*Records shown:*

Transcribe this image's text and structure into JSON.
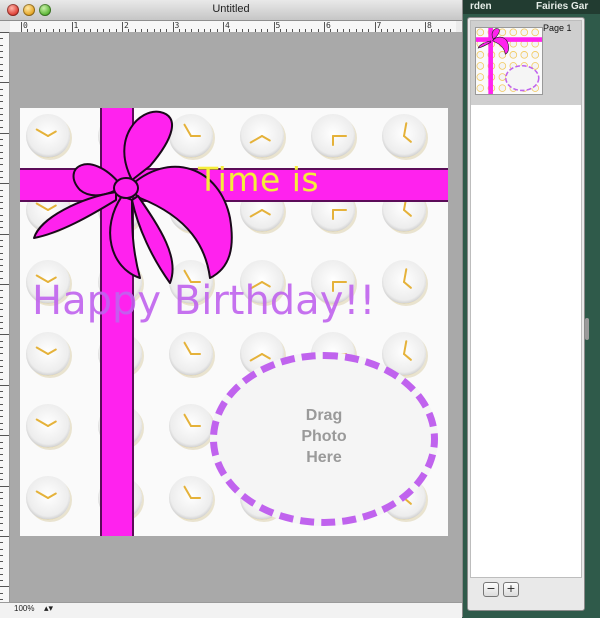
{
  "window": {
    "title": "Untitled"
  },
  "background_app": {
    "title_left": "rden",
    "title_right": "Fairies Gar"
  },
  "ruler": {
    "labels": [
      "0",
      "1",
      "2",
      "3",
      "4",
      "5",
      "6",
      "7",
      "8"
    ]
  },
  "card": {
    "headline": "Time is",
    "greeting": "Happy Birthday!!",
    "photo_placeholder_lines": [
      "Drag",
      "Photo",
      "Here"
    ]
  },
  "statusbar": {
    "zoom": "100%",
    "zoom_arrows": "▴▾"
  },
  "drawer": {
    "pages": [
      {
        "label": "Page 1"
      }
    ],
    "remove_label": "−",
    "add_label": "+"
  },
  "colors": {
    "ribbon": "#ff22ee",
    "greeting": "#c063ee",
    "headline": "#f5ee3a",
    "clock_rim": "#f2c95e"
  }
}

*The request:* Leave out the pictures and print each record exactly as it stands.

*Answer to this problem:*
Transcribe this image's text and structure into JSON.
{
  "window": {
    "title": "Untitled"
  },
  "background_app": {
    "title_left": "rden",
    "title_right": "Fairies Gar"
  },
  "ruler": {
    "labels": [
      "0",
      "1",
      "2",
      "3",
      "4",
      "5",
      "6",
      "7",
      "8"
    ]
  },
  "card": {
    "headline": "Time is",
    "greeting": "Happy Birthday!!",
    "photo_placeholder_lines": [
      "Drag",
      "Photo",
      "Here"
    ]
  },
  "statusbar": {
    "zoom": "100%",
    "zoom_arrows": "▴▾"
  },
  "drawer": {
    "pages": [
      {
        "label": "Page 1"
      }
    ],
    "remove_label": "−",
    "add_label": "+"
  },
  "colors": {
    "ribbon": "#ff22ee",
    "greeting": "#c063ee",
    "headline": "#f5ee3a",
    "clock_rim": "#f2c95e"
  }
}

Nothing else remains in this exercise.